### REQUIREMENTS
Below are some records; give them all again exactly, but not the pictures.

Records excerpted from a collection
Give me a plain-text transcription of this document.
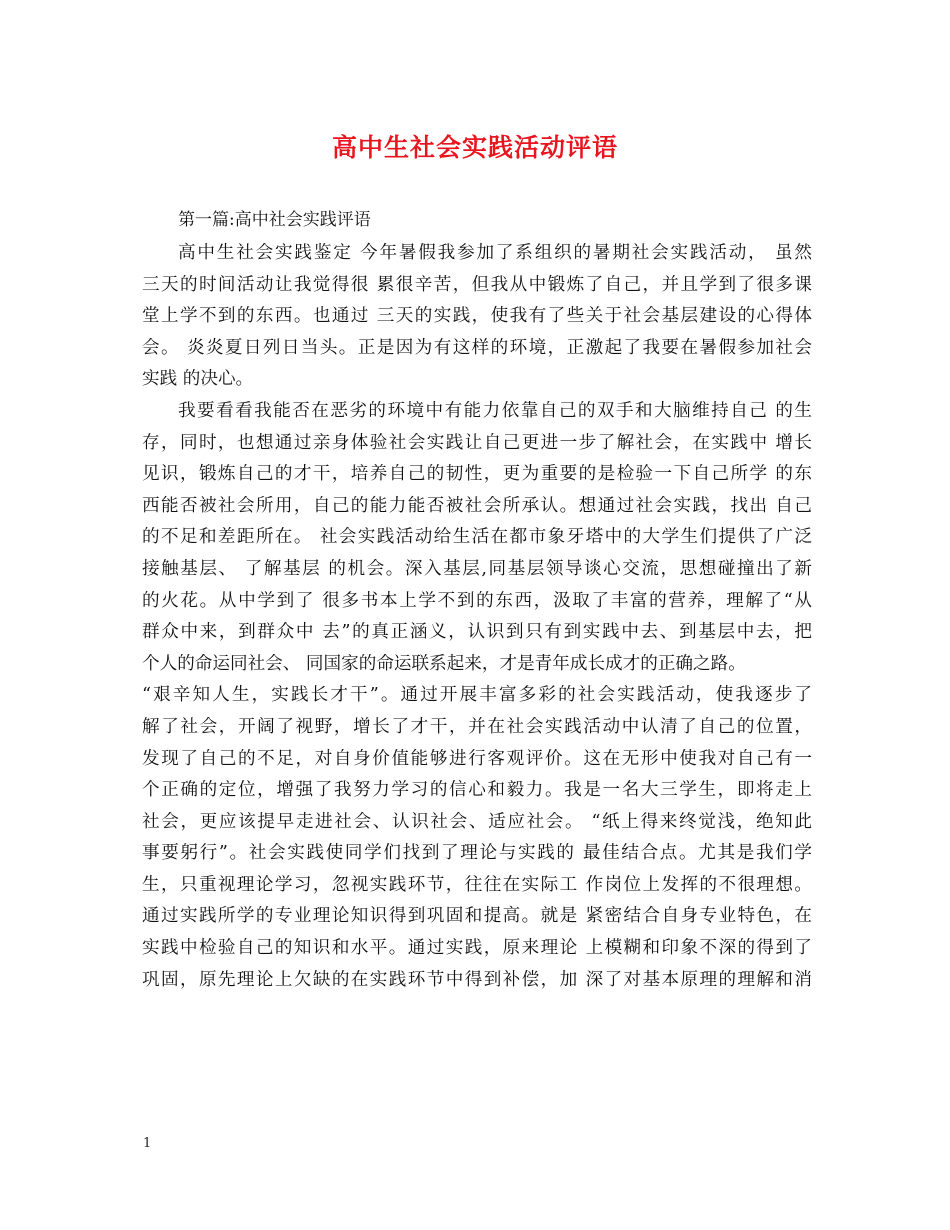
高中生社会实践活动评语
第一篇:高中社会实践评语
高中生社会实践鉴定 今年暑假我参加了系组织的暑期社会实践活动， 虽然
三天的时间活动让我觉得很 累很辛苦，但我从中锻炼了自己，并且学到了很多课
堂上学不到的东西。也通过 三天的实践，使我有了些关于社会基层建设的心得体
会。 炎炎夏日列日当头。正是因为有这样的环境，正激起了我要在暑假参加社会
实践 的决心。
我要看看我能否在恶劣的环境中有能力依靠自己的双手和大脑维持自己 的生
存，同时，也想通过亲身体验社会实践让自己更进一步了解社会，在实践中 增长
见识，锻炼自己的才干，培养自己的韧性，更为重要的是检验一下自己所学 的东
西能否被社会所用，自己的能力能否被社会所承认。想通过社会实践，找出 自己
的不足和差距所在。 社会实践活动给生活在都市象牙塔中的大学生们提供了广泛
接触基层、 了解基层 的机会。深入基层,同基层领导谈心交流，思想碰撞出了新
的火花。从中学到了 很多书本上学不到的东西，汲取了丰富的营养，理解了“从
群众中来，到群众中 去”的真正涵义，认识到只有到实践中去、到基层中去，把
个人的命运同社会、 同国家的命运联系起来，才是青年成长成才的正确之路。
“艰辛知人生，实践长才干”。通过开展丰富多彩的社会实践活动，使我逐步了
解了社会，开阔了视野，增长了才干，并在社会实践活动中认清了自己的位置，
发现了自己的不足，对自身价值能够进行客观评价。这在无形中使我对自己有一
个正确的定位，增强了我努力学习的信心和毅力。我是一名大三学生，即将走上
社会，更应该提早走进社会、认识社会、适应社会。 “纸上得来终觉浅，绝知此
事要躬行”。社会实践使同学们找到了理论与实践的 最佳结合点。尤其是我们学
生，只重视理论学习，忽视实践环节，往往在实际工 作岗位上发挥的不很理想。
通过实践所学的专业理论知识得到巩固和提高。就是 紧密结合自身专业特色，在
实践中检验自己的知识和水平。通过实践，原来理论 上模糊和印象不深的得到了
巩固，原先理论上欠缺的在实践环节中得到补偿，加 深了对基本原理的理解和消
1
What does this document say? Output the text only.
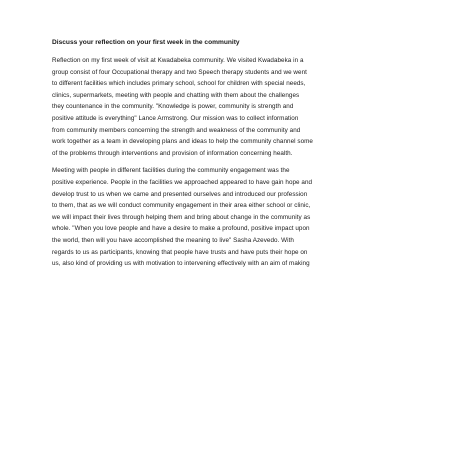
Discuss your reflection on your first week in the community
Reflection on my first week of visit at Kwadabeka community. We visited Kwadabeka in a
group consist of four Occupational therapy and two Speech therapy students and we went
to different facilities which includes primary school, school for children with special needs,
clinics, supermarkets, meeting with people and chatting with them about the challenges
they countenance in the community. "Knowledge is power, community is strength and
positive attitude is everything" Lance Armstrong. Our mission was to collect information
from community members concerning the strength and weakness of the community and
work together as a team in developing plans and ideas to help the community channel some
of the problems through interventions and provision of information concerning health.
Meeting with people in different facilities during the community engagement was the
positive experience. People in the facilities we approached appeared to have gain hope and
develop trust to us when we came and presented ourselves and introduced our profession
to them, that as we will conduct community engagement in their area either school or clinic,
we will impact their lives through helping them and bring about change in the community as
whole. "When you love people and have a desire to make a profound, positive impact upon
the world, then will you have accomplished the meaning to live" Sasha Azevedo. With
regards to us as participants, knowing that people have trusts and have puts their hope on
us, also kind of providing us with motivation to intervening effectively with an aim of making
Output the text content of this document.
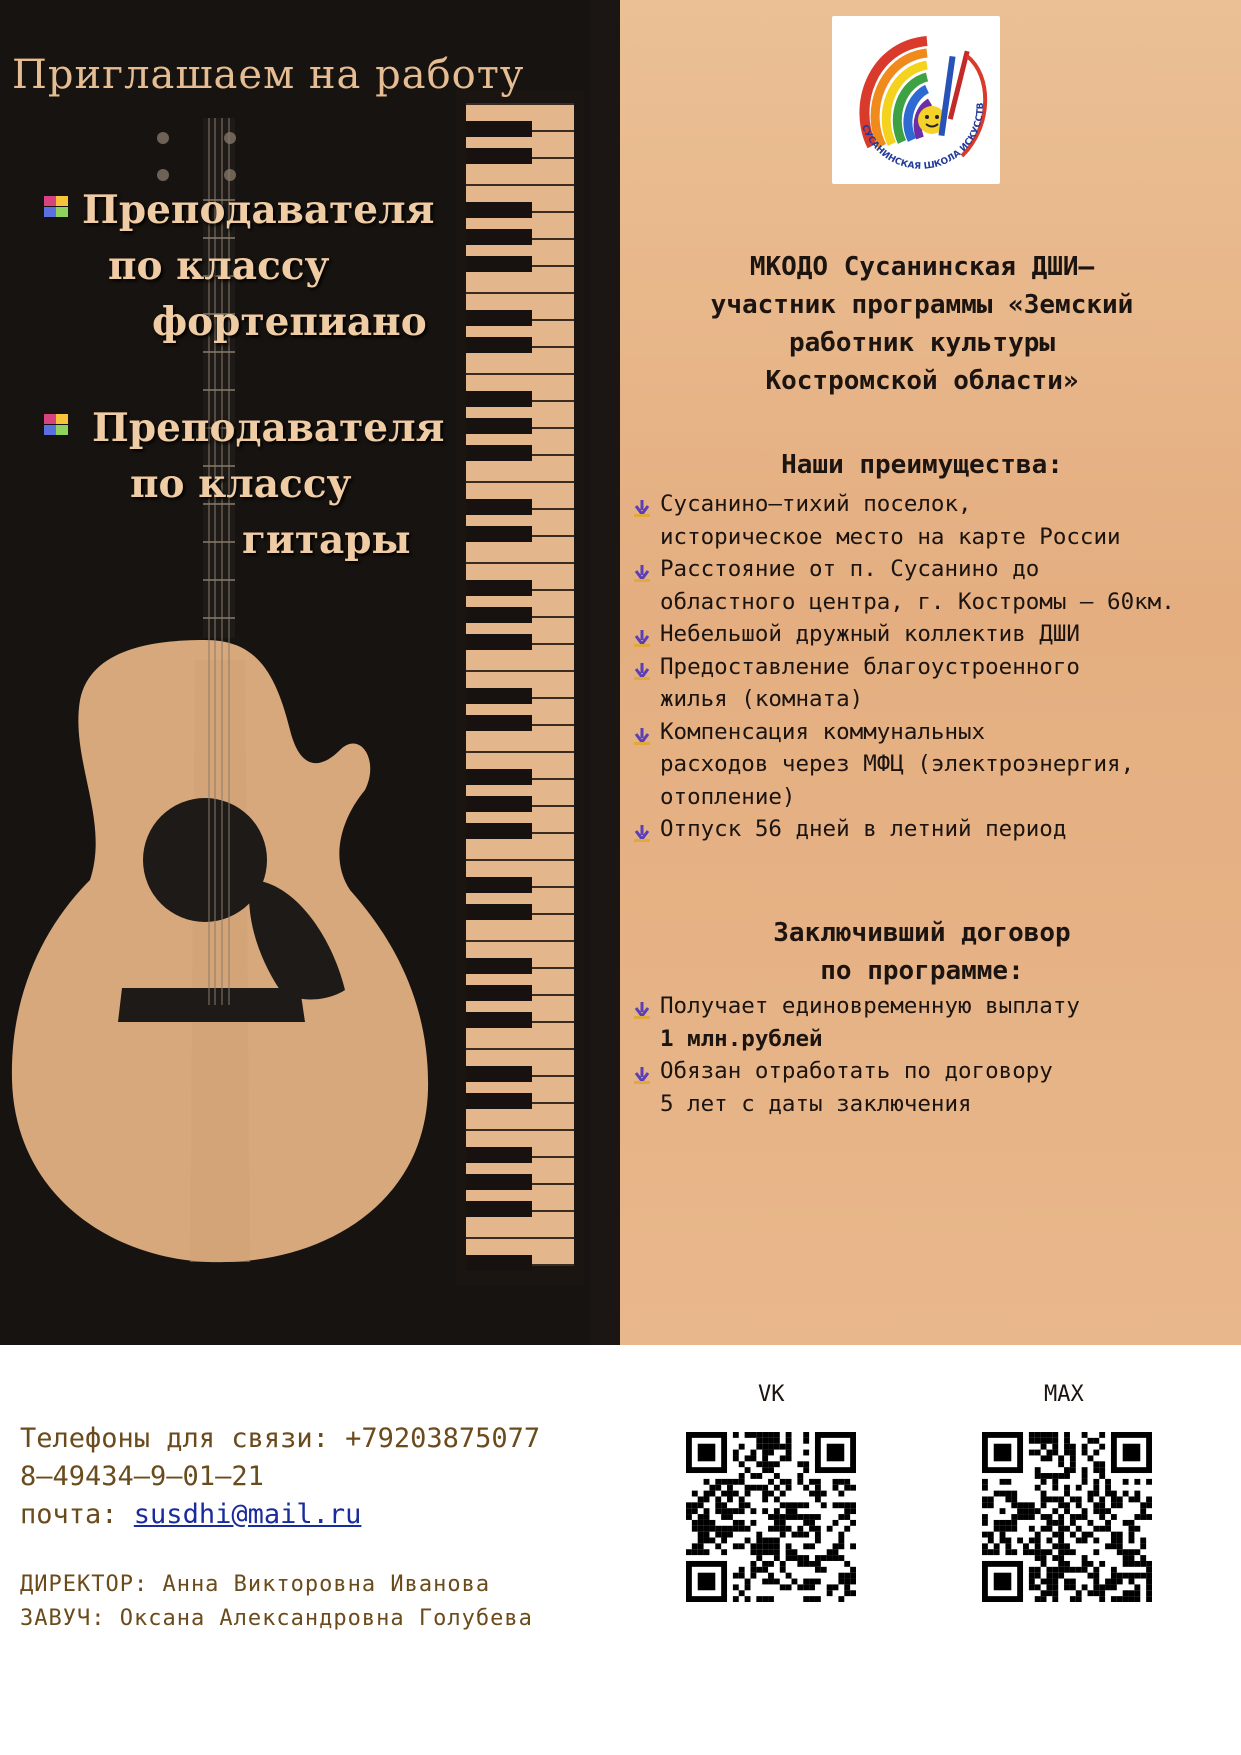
Приглашаем на работу
Преподавателя
по классу
фортепиано
Преподавателя
по классу
гитары
СУСАНИНСКАЯ ШКОЛА ИСКУССТВ
МКОДО Сусанинская ДШИ–
участник программы «Земский
работник культуры
Костромской области»
Наши преимущества:
Сусанино–тихий поселок,
историческое место на карте России
Расстояние от п. Сусанино до
областного центра, г. Костромы – 60км.
Небельшой дружный коллектив ДШИ
Предоставление благоустроенного
жилья (комната)
Компенсация коммунальных
расходов через МФЦ (электроэнергия,
отопление)
Отпуск 56 дней в летний период
Заключивший договор
по программе:
Получает единовременную выплату
1 млн.рублей
Обязан отработать по договору
5 лет с даты заключения
Телефоны для связи: +79203875077
8–49434–9–01–21
почта: susdhi@mail.ru
ДИРЕКТОР: Анна Викторовна Иванова
ЗАВУЧ: Оксана Александровна Голубева
VK	MAX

### ANSWER TO THE TASK
Give me a plain-text transcription of this document.
高中生社会实践活动评语
第一篇:高中社会实践评语
高中生社会实践鉴定 今年暑假我参加了系组织的暑期社会实践活动， 虽然
三天的时间活动让我觉得很 累很辛苦，但我从中锻炼了自己，并且学到了很多课
堂上学不到的东西。也通过 三天的实践，使我有了些关于社会基层建设的心得体
会。 炎炎夏日列日当头。正是因为有这样的环境，正激起了我要在暑假参加社会
实践 的决心。
我要看看我能否在恶劣的环境中有能力依靠自己的双手和大脑维持自己 的生
存，同时，也想通过亲身体验社会实践让自己更进一步了解社会，在实践中 增长
见识，锻炼自己的才干，培养自己的韧性，更为重要的是检验一下自己所学 的东
西能否被社会所用，自己的能力能否被社会所承认。想通过社会实践，找出 自己
的不足和差距所在。 社会实践活动给生活在都市象牙塔中的大学生们提供了广泛
接触基层、 了解基层 的机会。深入基层,同基层领导谈心交流，思想碰撞出了新
的火花。从中学到了 很多书本上学不到的东西，汲取了丰富的营养，理解了“从
群众中来，到群众中 去”的真正涵义，认识到只有到实践中去、到基层中去，把
个人的命运同社会、 同国家的命运联系起来，才是青年成长成才的正确之路。
“艰辛知人生，实践长才干”。通过开展丰富多彩的社会实践活动，使我逐步了
解了社会，开阔了视野，增长了才干，并在社会实践活动中认清了自己的位置，
发现了自己的不足，对自身价值能够进行客观评价。这在无形中使我对自己有一
个正确的定位，增强了我努力学习的信心和毅力。我是一名大三学生，即将走上
社会，更应该提早走进社会、认识社会、适应社会。 “纸上得来终觉浅，绝知此
事要躬行”。社会实践使同学们找到了理论与实践的 最佳结合点。尤其是我们学
生，只重视理论学习，忽视实践环节，往往在实际工 作岗位上发挥的不很理想。
通过实践所学的专业理论知识得到巩固和提高。就是 紧密结合自身专业特色，在
实践中检验自己的知识和水平。通过实践，原来理论 上模糊和印象不深的得到了
巩固，原先理论上欠缺的在实践环节中得到补偿，加 深了对基本原理的理解和消
1
What does this document say? Output the text only.
Discuss your reflection on your first week in the community
Reflection on my first week of visit at Kwadabeka community. We visited Kwadabeka in a
group consist of four Occupational therapy and two Speech therapy students and we went
to different facilities which includes primary school, school for children with special needs,
clinics, supermarkets, meeting with people and chatting with them about the challenges
they countenance in the community. "Knowledge is power, community is strength and
positive attitude is everything" Lance Armstrong. Our mission was to collect information
from community members concerning the strength and weakness of the community and
work together as a team in developing plans and ideas to help the community channel some
of the problems through interventions and provision of information concerning health.
Meeting with people in different facilities during the community engagement was the
positive experience. People in the facilities we approached appeared to have gain hope and
develop trust to us when we came and presented ourselves and introduced our profession
to them, that as we will conduct community engagement in their area either school or clinic,
we will impact their lives through helping them and bring about change in the community as
whole. "When you love people and have a desire to make a profound, positive impact upon
the world, then will you have accomplished the meaning to live" Sasha Azevedo. With
regards to us as participants, knowing that people have trusts and have puts their hope on
us, also kind of providing us with motivation to intervening effectively with an aim of making
Output the text content of this document.
Приглашаем на работу
Преподавателя
по классу
фортепиано
Преподавателя
по классу
гитары
СУСАНИНСКАЯ ШКОЛА ИСКУССТВ
МКОДО Сусанинская ДШИ–
участник программы «Земский
работник культуры
Костромской области»
Наши преимущества:
Сусанино–тихий поселок,
историческое место на карте России
Расстояние от п. Сусанино до
областного центра, г. Костромы – 60км.
Небельшой дружный коллектив ДШИ
Предоставление благоустроенного
жилья (комната)
Компенсация коммунальных
расходов через МФЦ (электроэнергия,
отопление)
Отпуск 56 дней в летний период
Заключивший договор
по программе:
Получает единовременную выплату
1 млн.рублей
Обязан отработать по договору
5 лет с даты заключения
Телефоны для связи: +79203875077
8–49434–9–01–21
почта: susdhi@mail.ru
ДИРЕКТОР: Анна Викторовна Иванова
ЗАВУЧ: Оксана Александровна Голубева
VK	MAX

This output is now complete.